Material supplied:

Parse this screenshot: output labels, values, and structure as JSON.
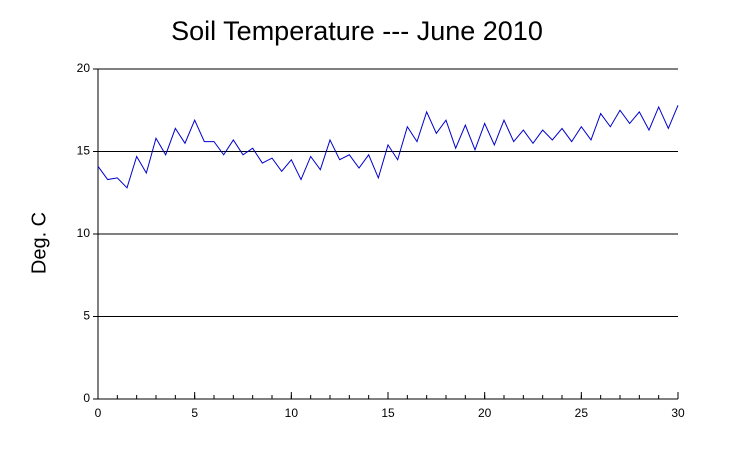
{
  "chart_data": {
    "type": "line",
    "title": "Soil Temperature --- June 2010",
    "ylabel": "Deg. C",
    "x": [
      0,
      0.5,
      1,
      1.5,
      2,
      2.5,
      3,
      3.5,
      4,
      4.5,
      5,
      5.5,
      6,
      6.5,
      7,
      7.5,
      8,
      8.5,
      9,
      9.5,
      10,
      10.5,
      11,
      11.5,
      12,
      12.5,
      13,
      13.5,
      14,
      14.5,
      15,
      15.5,
      16,
      16.5,
      17,
      17.5,
      18,
      18.5,
      19,
      19.5,
      20,
      20.5,
      21,
      21.5,
      22,
      22.5,
      23,
      23.5,
      24,
      24.5,
      25,
      25.5,
      26,
      26.5,
      27,
      27.5,
      28,
      28.5,
      29,
      29.5,
      30
    ],
    "series": [
      {
        "name": "Soil Temperature",
        "color": "#0000cc",
        "values": [
          14.1,
          13.3,
          13.4,
          12.8,
          14.7,
          13.7,
          15.8,
          14.8,
          16.4,
          15.5,
          16.9,
          15.6,
          15.6,
          14.8,
          15.7,
          14.8,
          15.2,
          14.3,
          14.6,
          13.8,
          14.5,
          13.3,
          14.7,
          13.9,
          15.7,
          14.5,
          14.8,
          14.0,
          14.8,
          13.4,
          15.4,
          14.5,
          16.5,
          15.6,
          17.4,
          16.1,
          16.9,
          15.2,
          16.6,
          15.1,
          16.7,
          15.4,
          16.9,
          15.6,
          16.3,
          15.5,
          16.3,
          15.7,
          16.4,
          15.6,
          16.5,
          15.7,
          17.3,
          16.5,
          17.5,
          16.7,
          17.4,
          16.3,
          17.7,
          16.4,
          17.8
        ]
      }
    ],
    "xlim": [
      0,
      30
    ],
    "xticks": [
      0,
      5,
      10,
      15,
      20,
      25,
      30
    ],
    "xminorticks": [
      0,
      1,
      2,
      3,
      4,
      5,
      6,
      7,
      8,
      9,
      10,
      11,
      12,
      13,
      14,
      15,
      16,
      17,
      18,
      19,
      20,
      21,
      22,
      23,
      24,
      25,
      26,
      27,
      28,
      29,
      30
    ],
    "ylim": [
      0,
      20
    ],
    "yticks": [
      0,
      5,
      10,
      15,
      20
    ],
    "grid": true
  }
}
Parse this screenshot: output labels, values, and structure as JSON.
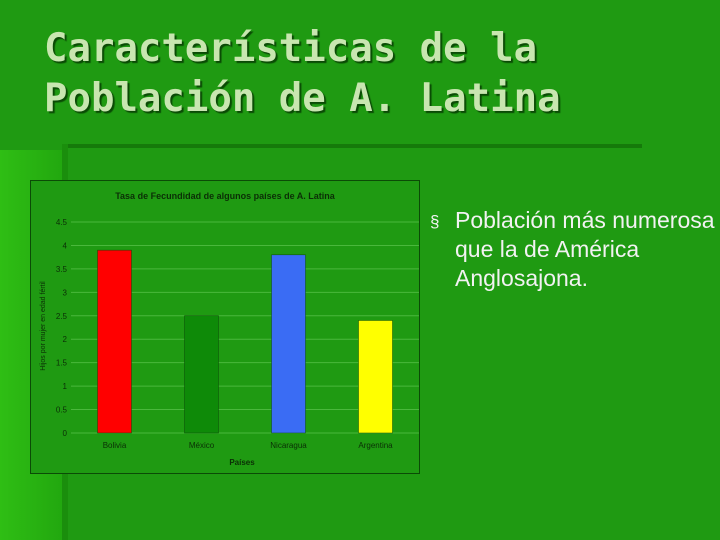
{
  "slide": {
    "title_lines": [
      "Características de la",
      "Población de A. Latina"
    ],
    "bullets": [
      {
        "marker": "§",
        "text": "Población más numerosa que la de América Anglosajona."
      }
    ]
  },
  "colors": {
    "background": "#1f9a12",
    "gridline": "#4ab83c",
    "chart_text": "#0b2f06",
    "bars": [
      "#ff0000",
      "#0e8a08",
      "#3a6cf4",
      "#ffff00"
    ]
  },
  "chart_data": {
    "type": "bar",
    "title": "Tasa de Fecundidad de algunos países de A. Latina",
    "xlabel": "Países",
    "ylabel": "Hijos por mujer en edad fértil",
    "categories": [
      "Bolivia",
      "México",
      "Nicaragua",
      "Argentina"
    ],
    "values": [
      3.9,
      2.5,
      3.8,
      2.4
    ],
    "ylim": [
      0,
      4.5
    ],
    "yticks": [
      "0",
      "0.5",
      "1",
      "1.5",
      "2",
      "2.5",
      "3",
      "3.5",
      "4",
      "4.5"
    ],
    "grid": true,
    "legend": "none"
  }
}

Exercise task:
Reproduce the listing exactly. Leave its pictures out.

Problem solution:
Parse this screenshot: output labels, values, and structure as JSON.
{
  "chart_data": {
    "type": "line",
    "title": "Soil Temperature --- June 2010",
    "ylabel": "Deg. C",
    "x": [
      0,
      0.5,
      1,
      1.5,
      2,
      2.5,
      3,
      3.5,
      4,
      4.5,
      5,
      5.5,
      6,
      6.5,
      7,
      7.5,
      8,
      8.5,
      9,
      9.5,
      10,
      10.5,
      11,
      11.5,
      12,
      12.5,
      13,
      13.5,
      14,
      14.5,
      15,
      15.5,
      16,
      16.5,
      17,
      17.5,
      18,
      18.5,
      19,
      19.5,
      20,
      20.5,
      21,
      21.5,
      22,
      22.5,
      23,
      23.5,
      24,
      24.5,
      25,
      25.5,
      26,
      26.5,
      27,
      27.5,
      28,
      28.5,
      29,
      29.5,
      30
    ],
    "series": [
      {
        "name": "Soil Temperature",
        "color": "#0000cc",
        "values": [
          14.1,
          13.3,
          13.4,
          12.8,
          14.7,
          13.7,
          15.8,
          14.8,
          16.4,
          15.5,
          16.9,
          15.6,
          15.6,
          14.8,
          15.7,
          14.8,
          15.2,
          14.3,
          14.6,
          13.8,
          14.5,
          13.3,
          14.7,
          13.9,
          15.7,
          14.5,
          14.8,
          14.0,
          14.8,
          13.4,
          15.4,
          14.5,
          16.5,
          15.6,
          17.4,
          16.1,
          16.9,
          15.2,
          16.6,
          15.1,
          16.7,
          15.4,
          16.9,
          15.6,
          16.3,
          15.5,
          16.3,
          15.7,
          16.4,
          15.6,
          16.5,
          15.7,
          17.3,
          16.5,
          17.5,
          16.7,
          17.4,
          16.3,
          17.7,
          16.4,
          17.8
        ]
      }
    ],
    "xlim": [
      0,
      30
    ],
    "xticks": [
      0,
      5,
      10,
      15,
      20,
      25,
      30
    ],
    "xminorticks": [
      0,
      1,
      2,
      3,
      4,
      5,
      6,
      7,
      8,
      9,
      10,
      11,
      12,
      13,
      14,
      15,
      16,
      17,
      18,
      19,
      20,
      21,
      22,
      23,
      24,
      25,
      26,
      27,
      28,
      29,
      30
    ],
    "ylim": [
      0,
      20
    ],
    "yticks": [
      0,
      5,
      10,
      15,
      20
    ],
    "grid": true
  }
}
Parse this screenshot: output labels, values, and structure as JSON.
{
  "slide": {
    "title_lines": [
      "Características de la",
      "Población de A. Latina"
    ],
    "bullets": [
      {
        "marker": "§",
        "text": "Población más numerosa que la de América Anglosajona."
      }
    ]
  },
  "colors": {
    "background": "#1f9a12",
    "gridline": "#4ab83c",
    "chart_text": "#0b2f06",
    "bars": [
      "#ff0000",
      "#0e8a08",
      "#3a6cf4",
      "#ffff00"
    ]
  },
  "chart_data": {
    "type": "bar",
    "title": "Tasa de Fecundidad de algunos países de A. Latina",
    "xlabel": "Países",
    "ylabel": "Hijos por mujer en edad fértil",
    "categories": [
      "Bolivia",
      "México",
      "Nicaragua",
      "Argentina"
    ],
    "values": [
      3.9,
      2.5,
      3.8,
      2.4
    ],
    "ylim": [
      0,
      4.5
    ],
    "yticks": [
      "0",
      "0.5",
      "1",
      "1.5",
      "2",
      "2.5",
      "3",
      "3.5",
      "4",
      "4.5"
    ],
    "grid": true,
    "legend": "none"
  }
}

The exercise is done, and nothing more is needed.